BEGIN

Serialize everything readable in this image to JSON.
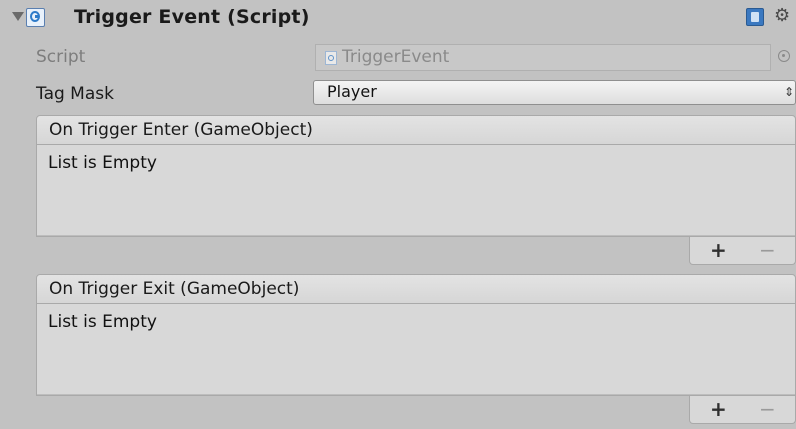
{
  "component": {
    "title": "Trigger Event (Script)",
    "foldout_icon": "triangle-down-icon",
    "enable_icon": "script-checkbox-icon",
    "help_icon": "help-book-icon",
    "settings_icon": "gear-icon"
  },
  "properties": {
    "script": {
      "label": "Script",
      "value": "TriggerEvent",
      "icon": "script-file-icon",
      "picker_icon": "object-picker-icon"
    },
    "tag_mask": {
      "label": "Tag Mask",
      "value": "Player",
      "arrows_icon": "dropdown-arrows-icon"
    }
  },
  "events": [
    {
      "header": "On Trigger Enter (GameObject)",
      "empty_text": "List is Empty",
      "add_label": "+",
      "remove_label": "−"
    },
    {
      "header": "On Trigger Exit (GameObject)",
      "empty_text": "List is Empty",
      "add_label": "+",
      "remove_label": "−"
    }
  ]
}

END

*Task to complete*: Pictures are excluded; output everything else in the data verbatim.

*Written answer*:
Serialize everything readable in this image to JSON.
{
  "component": {
    "title": "Trigger Event (Script)",
    "foldout_icon": "triangle-down-icon",
    "enable_icon": "script-checkbox-icon",
    "help_icon": "help-book-icon",
    "settings_icon": "gear-icon"
  },
  "properties": {
    "script": {
      "label": "Script",
      "value": "TriggerEvent",
      "icon": "script-file-icon",
      "picker_icon": "object-picker-icon"
    },
    "tag_mask": {
      "label": "Tag Mask",
      "value": "Player",
      "arrows_icon": "dropdown-arrows-icon"
    }
  },
  "events": [
    {
      "header": "On Trigger Enter (GameObject)",
      "empty_text": "List is Empty",
      "add_label": "+",
      "remove_label": "−"
    },
    {
      "header": "On Trigger Exit (GameObject)",
      "empty_text": "List is Empty",
      "add_label": "+",
      "remove_label": "−"
    }
  ]
}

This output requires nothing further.